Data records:
-- Start --
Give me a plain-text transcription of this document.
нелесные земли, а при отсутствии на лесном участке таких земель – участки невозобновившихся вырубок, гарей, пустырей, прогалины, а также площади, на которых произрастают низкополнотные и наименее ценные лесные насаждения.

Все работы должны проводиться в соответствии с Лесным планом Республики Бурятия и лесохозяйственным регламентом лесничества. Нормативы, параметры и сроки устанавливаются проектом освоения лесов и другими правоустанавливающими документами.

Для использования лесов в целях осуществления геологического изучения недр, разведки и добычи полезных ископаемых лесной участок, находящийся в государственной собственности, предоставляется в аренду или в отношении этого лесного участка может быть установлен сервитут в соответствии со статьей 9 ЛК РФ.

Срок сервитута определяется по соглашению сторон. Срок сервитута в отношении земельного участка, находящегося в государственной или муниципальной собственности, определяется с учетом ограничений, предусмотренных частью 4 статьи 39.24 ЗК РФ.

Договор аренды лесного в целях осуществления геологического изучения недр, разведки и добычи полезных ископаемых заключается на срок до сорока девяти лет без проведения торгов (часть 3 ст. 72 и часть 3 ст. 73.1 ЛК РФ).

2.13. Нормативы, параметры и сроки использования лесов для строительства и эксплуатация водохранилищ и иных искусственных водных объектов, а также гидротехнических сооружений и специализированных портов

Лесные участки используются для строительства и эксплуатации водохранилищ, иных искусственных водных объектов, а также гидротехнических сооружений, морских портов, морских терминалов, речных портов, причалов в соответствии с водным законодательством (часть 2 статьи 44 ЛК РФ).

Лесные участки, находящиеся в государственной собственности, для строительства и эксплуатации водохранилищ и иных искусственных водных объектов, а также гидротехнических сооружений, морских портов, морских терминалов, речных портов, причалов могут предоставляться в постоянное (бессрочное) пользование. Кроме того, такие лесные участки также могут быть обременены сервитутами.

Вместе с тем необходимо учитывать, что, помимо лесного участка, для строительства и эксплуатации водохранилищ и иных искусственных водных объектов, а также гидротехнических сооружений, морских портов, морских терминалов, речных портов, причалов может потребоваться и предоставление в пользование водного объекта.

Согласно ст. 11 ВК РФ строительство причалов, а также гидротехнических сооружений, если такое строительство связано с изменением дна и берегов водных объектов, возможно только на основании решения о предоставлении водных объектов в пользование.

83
-- End --
Problem to work on: All entries shown above should be printed again exactly.

Exercise solution:
Give me a plain-text transcription of this document.
нелесные земли, а при отсутствии на лесном участке таких земель – участки невозобновившихся вырубок, гарей, пустырей, прогалины, а также площади, на которых произрастают низкополнотные и наименее ценные лесные насаждения.

Все работы должны проводиться в соответствии с Лесным планом Республики Бурятия и лесохозяйственным регламентом лесничества. Нормативы, параметры и сроки устанавливаются проектом освоения лесов и другими правоустанавливающими документами.

Для использования лесов в целях осуществления геологического изучения недр, разведки и добычи полезных ископаемых лесной участок, находящийся в государственной собственности, предоставляется в аренду или в отношении этого лесного участка может быть установлен сервитут в соответствии со статьей 9 ЛК РФ.

Срок сервитута определяется по соглашению сторон. Срок сервитута в отношении земельного участка, находящегося в государственной или муниципальной собственности, определяется с учетом ограничений, предусмотренных частью 4 статьи 39.24 ЗК РФ.

Договор аренды лесного в целях осуществления геологического изучения недр, разведки и добычи полезных ископаемых заключается на срок до сорока девяти лет без проведения торгов (часть 3 ст. 72 и часть 3 ст. 73.1 ЛК РФ).

2.13. Нормативы, параметры и сроки использования лесов для строительства и эксплуатация водохранилищ и иных искусственных водных объектов, а также гидротехнических сооружений и специализированных портов

Лесные участки используются для строительства и эксплуатации водохранилищ, иных искусственных водных объектов, а также гидротехнических сооружений, морских портов, морских терминалов, речных портов, причалов в соответствии с водным законодательством (часть 2 статьи 44 ЛК РФ).

Лесные участки, находящиеся в государственной собственности, для строительства и эксплуатации водохранилищ и иных искусственных водных объектов, а также гидротехнических сооружений, морских портов, морских терминалов, речных портов, причалов могут предоставляться в постоянное (бессрочное) пользование. Кроме того, такие лесные участки также могут быть обременены сервитутами.

Вместе с тем необходимо учитывать, что, помимо лесного участка, для строительства и эксплуатации водохранилищ и иных искусственных водных объектов, а также гидротехнических сооружений, морских портов, морских терминалов, речных портов, причалов может потребоваться и предоставление в пользование водного объекта.

Согласно ст. 11 ВК РФ строительство причалов, а также гидротехнических сооружений, если такое строительство связано с изменением дна и берегов водных объектов, возможно только на основании решения о предоставлении водных объектов в пользование.

83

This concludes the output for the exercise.